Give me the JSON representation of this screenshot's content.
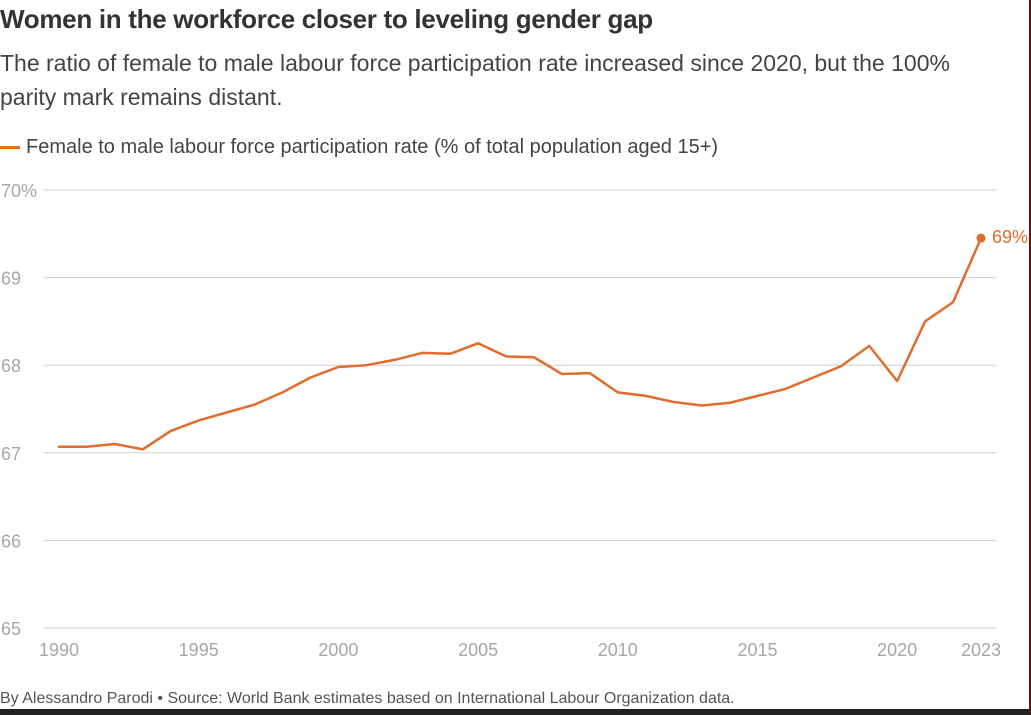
{
  "title": "Women in the workforce closer to leveling gender gap",
  "subtitle": "The ratio of female to male labour force participation rate increased since 2020, but the 100% parity mark remains distant.",
  "source": "By Alessandro Parodi • Source: World Bank estimates based on International Labour Organization data.",
  "chart_data": {
    "type": "line",
    "title": "Women in the workforce closer to leveling gender gap",
    "subtitle": "The ratio of female to male labour force participation rate increased since 2020, but the 100% parity mark remains distant.",
    "xlabel": "",
    "ylabel": "",
    "ylim": [
      65,
      70
    ],
    "xlim": [
      1990,
      2023
    ],
    "grid": true,
    "legend_position": "top-left",
    "y_ticks": [
      {
        "value": 65,
        "label": "65"
      },
      {
        "value": 66,
        "label": "66"
      },
      {
        "value": 67,
        "label": "67"
      },
      {
        "value": 68,
        "label": "68"
      },
      {
        "value": 69,
        "label": "69"
      },
      {
        "value": 70,
        "label": "70%"
      }
    ],
    "x_ticks": [
      {
        "value": 1990,
        "label": "1990"
      },
      {
        "value": 1995,
        "label": "1995"
      },
      {
        "value": 2000,
        "label": "2000"
      },
      {
        "value": 2005,
        "label": "2005"
      },
      {
        "value": 2010,
        "label": "2010"
      },
      {
        "value": 2015,
        "label": "2015"
      },
      {
        "value": 2020,
        "label": "2020"
      },
      {
        "value": 2023,
        "label": "2023"
      }
    ],
    "series": [
      {
        "name": "Female to male labour force participation rate (% of total population aged 15+)",
        "color": "#e06c2e",
        "end_label": "69%",
        "x": [
          1990,
          1991,
          1992,
          1993,
          1994,
          1995,
          1996,
          1997,
          1998,
          1999,
          2000,
          2001,
          2002,
          2003,
          2004,
          2005,
          2006,
          2007,
          2008,
          2009,
          2010,
          2011,
          2012,
          2013,
          2014,
          2015,
          2016,
          2017,
          2018,
          2019,
          2020,
          2021,
          2022,
          2023
        ],
        "values": [
          67.07,
          67.07,
          67.1,
          67.04,
          67.25,
          67.37,
          67.46,
          67.55,
          67.69,
          67.86,
          67.98,
          68.0,
          68.06,
          68.14,
          68.13,
          68.25,
          68.1,
          68.09,
          67.9,
          67.91,
          67.69,
          67.65,
          67.58,
          67.54,
          67.57,
          67.65,
          67.73,
          67.86,
          67.99,
          68.22,
          67.82,
          68.5,
          68.72,
          69.45
        ]
      }
    ]
  }
}
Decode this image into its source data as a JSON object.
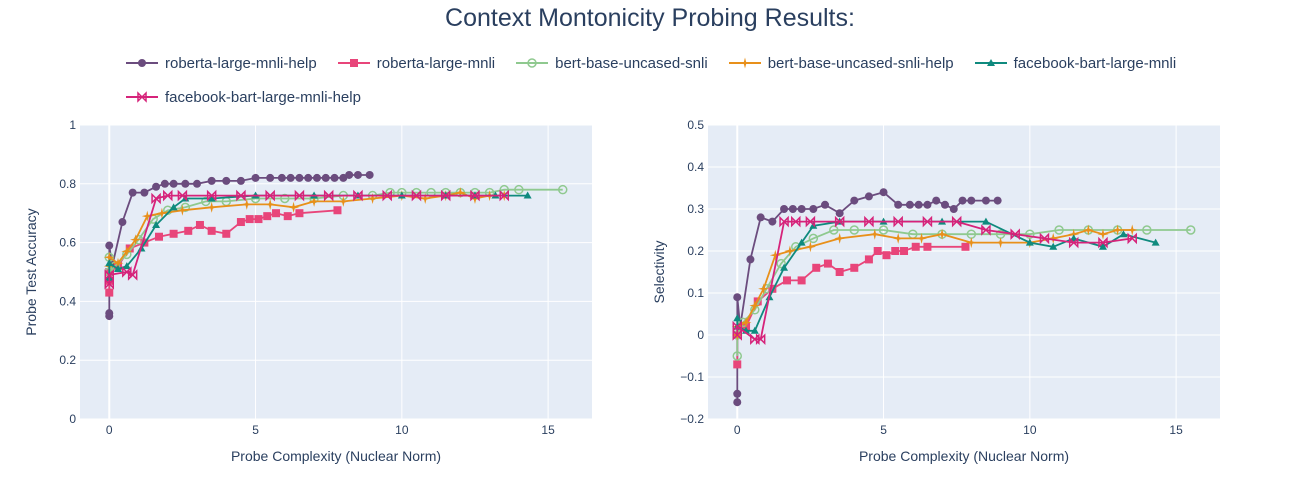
{
  "title": "Context Montonicity Probing Results:",
  "colors": {
    "roberta-large-mnli-help": "#6b4c7e",
    "roberta-large-mnli": "#e8457a",
    "bert-base-uncased-snli": "#8fc98f",
    "bert-base-uncased-snli-help": "#e8901a",
    "facebook-bart-large-mnli": "#0f8a7e",
    "facebook-bart-large-mnli-help": "#d6237a"
  },
  "legend": [
    {
      "name": "roberta-large-mnli-help",
      "marker": "circle"
    },
    {
      "name": "roberta-large-mnli",
      "marker": "square"
    },
    {
      "name": "bert-base-uncased-snli",
      "marker": "circle-open"
    },
    {
      "name": "bert-base-uncased-snli-help",
      "marker": "star"
    },
    {
      "name": "facebook-bart-large-mnli",
      "marker": "triangle"
    },
    {
      "name": "facebook-bart-large-mnli-help",
      "marker": "bowtie"
    }
  ],
  "chart_data": [
    {
      "type": "line",
      "xlabel": "Probe Complexity (Nuclear Norm)",
      "ylabel": "Probe Test Accuracy",
      "xlim": [
        -1,
        16.5
      ],
      "ylim": [
        0,
        1
      ],
      "xticks": [
        0,
        5,
        10,
        15
      ],
      "yticks": [
        0,
        0.2,
        0.4,
        0.6,
        0.8,
        1
      ],
      "ytick_labels": [
        "0",
        "0.2",
        "0.4",
        "0.6",
        "0.8",
        "1"
      ],
      "grid": true,
      "series": [
        {
          "name": "roberta-large-mnli-help",
          "marker": "circle",
          "x": [
            0,
            0,
            0,
            0,
            0.1,
            0.45,
            0.8,
            1.2,
            1.6,
            1.9,
            2.2,
            2.6,
            3,
            3.5,
            4,
            4.5,
            5,
            5.5,
            5.9,
            6.2,
            6.5,
            6.8,
            7.1,
            7.4,
            7.7,
            8.0,
            8.2,
            8.5,
            8.9
          ],
          "y": [
            0.35,
            0.36,
            0.5,
            0.59,
            0.52,
            0.67,
            0.77,
            0.77,
            0.79,
            0.8,
            0.8,
            0.8,
            0.8,
            0.81,
            0.81,
            0.81,
            0.82,
            0.82,
            0.82,
            0.82,
            0.82,
            0.82,
            0.82,
            0.82,
            0.82,
            0.82,
            0.83,
            0.83,
            0.83
          ]
        },
        {
          "name": "roberta-large-mnli",
          "marker": "square",
          "x": [
            0,
            0,
            0,
            0.3,
            0.7,
            1.2,
            1.7,
            2.2,
            2.7,
            3.1,
            3.5,
            4,
            4.5,
            4.8,
            5.1,
            5.4,
            5.7,
            6.1,
            6.5,
            7.8
          ],
          "y": [
            0.43,
            0.47,
            0.5,
            0.52,
            0.58,
            0.6,
            0.62,
            0.63,
            0.64,
            0.66,
            0.64,
            0.63,
            0.67,
            0.68,
            0.68,
            0.69,
            0.7,
            0.69,
            0.7,
            0.71
          ]
        },
        {
          "name": "bert-base-uncased-snli",
          "marker": "circle-open",
          "x": [
            0,
            0,
            0.2,
            0.6,
            1,
            1.5,
            2,
            2.6,
            3.3,
            4,
            5,
            6,
            7,
            8,
            9,
            9.6,
            10,
            10.5,
            11,
            11.5,
            12,
            12.5,
            13,
            13.5,
            14,
            15.5
          ],
          "y": [
            0.55,
            0.5,
            0.52,
            0.56,
            0.61,
            0.68,
            0.71,
            0.72,
            0.74,
            0.74,
            0.75,
            0.75,
            0.75,
            0.76,
            0.76,
            0.77,
            0.77,
            0.77,
            0.77,
            0.77,
            0.77,
            0.77,
            0.77,
            0.78,
            0.78,
            0.78
          ]
        },
        {
          "name": "bert-base-uncased-snli-help",
          "marker": "star",
          "x": [
            0,
            0,
            0.3,
            0.6,
            0.9,
            1.3,
            1.8,
            2.5,
            3.5,
            4.7,
            5.5,
            6.3,
            7,
            8,
            9,
            10,
            10.8,
            11.5,
            12,
            12.5,
            13,
            13.5
          ],
          "y": [
            0.52,
            0.55,
            0.53,
            0.57,
            0.61,
            0.69,
            0.7,
            0.71,
            0.72,
            0.73,
            0.73,
            0.72,
            0.74,
            0.74,
            0.75,
            0.76,
            0.75,
            0.76,
            0.77,
            0.75,
            0.76,
            0.76
          ]
        },
        {
          "name": "facebook-bart-large-mnli",
          "marker": "triangle",
          "x": [
            0,
            0,
            0.3,
            0.6,
            1.1,
            1.6,
            2.2,
            2.6,
            3.5,
            5,
            7,
            8.5,
            10,
            11.5,
            12.5,
            13.2,
            14.3
          ],
          "y": [
            0.48,
            0.53,
            0.51,
            0.52,
            0.58,
            0.66,
            0.72,
            0.75,
            0.75,
            0.76,
            0.76,
            0.76,
            0.76,
            0.76,
            0.76,
            0.76,
            0.76
          ]
        },
        {
          "name": "facebook-bart-large-mnli-help",
          "marker": "bowtie",
          "x": [
            0,
            0,
            0.6,
            0.8,
            1.6,
            2,
            2.5,
            3.5,
            4.5,
            5.5,
            6.5,
            7.5,
            8.5,
            9.5,
            10.5,
            11.5,
            12.5,
            13.5
          ],
          "y": [
            0.46,
            0.49,
            0.5,
            0.49,
            0.75,
            0.76,
            0.76,
            0.76,
            0.76,
            0.76,
            0.76,
            0.76,
            0.76,
            0.76,
            0.76,
            0.76,
            0.76,
            0.76
          ]
        }
      ]
    },
    {
      "type": "line",
      "xlabel": "Probe Complexity (Nuclear Norm)",
      "ylabel": "Selectivity",
      "xlim": [
        -1,
        16.5
      ],
      "ylim": [
        -0.2,
        0.5
      ],
      "xticks": [
        0,
        5,
        10,
        15
      ],
      "yticks": [
        -0.2,
        -0.1,
        0,
        0.1,
        0.2,
        0.3,
        0.4,
        0.5
      ],
      "ytick_labels": [
        "−0.2",
        "−0.1",
        "0",
        "0.1",
        "0.2",
        "0.3",
        "0.4",
        "0.5"
      ],
      "grid": true,
      "series": [
        {
          "name": "roberta-large-mnli-help",
          "marker": "circle",
          "x": [
            0,
            0,
            0,
            0.1,
            0.45,
            0.8,
            1.2,
            1.6,
            1.9,
            2.2,
            2.6,
            3,
            3.5,
            4,
            4.5,
            5,
            5.5,
            5.9,
            6.2,
            6.5,
            6.8,
            7.1,
            7.4,
            7.7,
            8.0,
            8.5,
            8.9
          ],
          "y": [
            -0.16,
            -0.14,
            0.09,
            0.02,
            0.18,
            0.28,
            0.27,
            0.3,
            0.3,
            0.3,
            0.3,
            0.31,
            0.29,
            0.32,
            0.33,
            0.34,
            0.31,
            0.31,
            0.31,
            0.31,
            0.32,
            0.31,
            0.3,
            0.32,
            0.32,
            0.32,
            0.32
          ]
        },
        {
          "name": "roberta-large-mnli",
          "marker": "square",
          "x": [
            0,
            0,
            0.3,
            0.7,
            1.2,
            1.7,
            2.2,
            2.7,
            3.1,
            3.5,
            4,
            4.5,
            4.8,
            5.1,
            5.4,
            5.7,
            6.1,
            6.5,
            7.8
          ],
          "y": [
            -0.07,
            0.0,
            0.02,
            0.08,
            0.11,
            0.13,
            0.13,
            0.16,
            0.17,
            0.15,
            0.16,
            0.18,
            0.2,
            0.19,
            0.2,
            0.2,
            0.21,
            0.21,
            0.21
          ]
        },
        {
          "name": "bert-base-uncased-snli",
          "marker": "circle-open",
          "x": [
            0,
            0,
            0.2,
            0.6,
            1,
            1.5,
            2,
            2.6,
            3.3,
            4,
            5,
            6,
            7,
            8,
            9,
            10,
            11,
            12,
            13,
            14,
            15.5
          ],
          "y": [
            -0.05,
            0.0,
            0.03,
            0.06,
            0.11,
            0.17,
            0.21,
            0.23,
            0.25,
            0.25,
            0.25,
            0.24,
            0.24,
            0.24,
            0.24,
            0.24,
            0.25,
            0.25,
            0.25,
            0.25,
            0.25
          ]
        },
        {
          "name": "bert-base-uncased-snli-help",
          "marker": "star",
          "x": [
            0,
            0,
            0.3,
            0.6,
            0.9,
            1.3,
            1.8,
            2.5,
            3.5,
            4.7,
            5.5,
            6.3,
            7,
            8,
            9,
            10,
            10.8,
            11.5,
            12,
            12.5,
            13,
            13.5
          ],
          "y": [
            0.0,
            0.02,
            0.03,
            0.07,
            0.11,
            0.19,
            0.2,
            0.21,
            0.23,
            0.24,
            0.23,
            0.23,
            0.24,
            0.22,
            0.22,
            0.22,
            0.23,
            0.24,
            0.25,
            0.24,
            0.25,
            0.25
          ]
        },
        {
          "name": "facebook-bart-large-mnli",
          "marker": "triangle",
          "x": [
            0,
            0,
            0.3,
            0.6,
            1.1,
            1.6,
            2.2,
            2.6,
            3.5,
            5,
            7,
            8.5,
            10,
            10.8,
            11.5,
            12.5,
            13.2,
            14.3
          ],
          "y": [
            0.04,
            0.02,
            0.01,
            0.01,
            0.09,
            0.16,
            0.22,
            0.26,
            0.27,
            0.27,
            0.27,
            0.27,
            0.22,
            0.21,
            0.23,
            0.21,
            0.24,
            0.22
          ]
        },
        {
          "name": "facebook-bart-large-mnli-help",
          "marker": "bowtie",
          "x": [
            0,
            0,
            0.6,
            0.8,
            1.6,
            2,
            2.5,
            3.5,
            4.5,
            5.5,
            6.5,
            7.5,
            8.5,
            9.5,
            10.5,
            11.5,
            12.5,
            13.5
          ],
          "y": [
            0.0,
            0.02,
            -0.01,
            -0.01,
            0.27,
            0.27,
            0.27,
            0.27,
            0.27,
            0.27,
            0.27,
            0.27,
            0.25,
            0.24,
            0.23,
            0.22,
            0.22,
            0.23
          ]
        }
      ]
    }
  ]
}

_PROBLEM TO SOLVE_.
Pull out every line of the entries that includes the word "JSON".

_RESULT FOR THIS TASK_.
Give me the JSON representation of this screenshot's content.
Decode this image into its source data as a JSON object.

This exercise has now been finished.